### Exercise aim:
Starting at the line that holds "What's the underlying", copy every line exactly through the end of the data, and no others.
-- BEGIN Records provided --
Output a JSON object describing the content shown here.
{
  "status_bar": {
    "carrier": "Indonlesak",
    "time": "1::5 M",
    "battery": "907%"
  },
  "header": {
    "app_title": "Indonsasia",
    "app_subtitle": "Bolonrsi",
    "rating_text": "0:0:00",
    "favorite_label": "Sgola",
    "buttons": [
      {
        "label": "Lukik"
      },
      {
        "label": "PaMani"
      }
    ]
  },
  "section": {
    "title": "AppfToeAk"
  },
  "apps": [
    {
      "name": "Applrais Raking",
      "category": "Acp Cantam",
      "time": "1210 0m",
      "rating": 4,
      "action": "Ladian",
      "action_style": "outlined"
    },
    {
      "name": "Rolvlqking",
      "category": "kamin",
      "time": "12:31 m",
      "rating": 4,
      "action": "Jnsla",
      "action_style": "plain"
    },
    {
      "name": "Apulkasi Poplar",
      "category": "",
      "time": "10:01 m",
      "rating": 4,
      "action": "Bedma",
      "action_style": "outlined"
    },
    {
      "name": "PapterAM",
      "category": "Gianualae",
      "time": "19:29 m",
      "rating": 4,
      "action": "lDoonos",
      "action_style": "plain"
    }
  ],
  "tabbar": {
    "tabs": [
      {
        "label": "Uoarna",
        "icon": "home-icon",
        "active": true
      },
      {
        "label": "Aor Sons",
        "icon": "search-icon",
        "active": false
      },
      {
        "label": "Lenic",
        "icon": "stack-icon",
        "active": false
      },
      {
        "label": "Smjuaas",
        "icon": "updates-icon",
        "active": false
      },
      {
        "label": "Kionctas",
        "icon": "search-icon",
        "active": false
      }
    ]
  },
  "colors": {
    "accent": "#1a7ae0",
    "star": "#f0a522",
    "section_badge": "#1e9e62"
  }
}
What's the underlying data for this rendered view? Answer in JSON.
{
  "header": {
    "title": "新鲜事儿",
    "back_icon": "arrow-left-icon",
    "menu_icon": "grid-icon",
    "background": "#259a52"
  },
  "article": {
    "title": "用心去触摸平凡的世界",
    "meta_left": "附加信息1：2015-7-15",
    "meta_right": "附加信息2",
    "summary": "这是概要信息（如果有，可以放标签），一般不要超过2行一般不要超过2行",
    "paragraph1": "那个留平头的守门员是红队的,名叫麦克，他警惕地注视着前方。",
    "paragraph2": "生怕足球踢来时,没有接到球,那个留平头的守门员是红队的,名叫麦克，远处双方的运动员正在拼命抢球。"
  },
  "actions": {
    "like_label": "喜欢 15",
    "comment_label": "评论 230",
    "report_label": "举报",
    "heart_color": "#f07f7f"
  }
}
-- END Records provided --
### Solved exercise:
What's the underlying data for this rendered view? Answer in JSON.
{
  "header": {
    "title": "新鲜事儿",
    "back_icon": "arrow-left-icon",
    "menu_icon": "grid-icon",
    "background": "#259a52"
  },
  "article": {
    "title": "用心去触摸平凡的世界",
    "meta_left": "附加信息1：2015-7-15",
    "meta_right": "附加信息2",
    "summary": "这是概要信息（如果有，可以放标签），一般不要超过2行一般不要超过2行",
    "paragraph1": "那个留平头的守门员是红队的,名叫麦克，他警惕地注视着前方。",
    "paragraph2": "生怕足球踢来时,没有接到球,那个留平头的守门员是红队的,名叫麦克，远处双方的运动员正在拼命抢球。"
  },
  "actions": {
    "like_label": "喜欢 15",
    "comment_label": "评论 230",
    "report_label": "举报",
    "heart_color": "#f07f7f"
  }
}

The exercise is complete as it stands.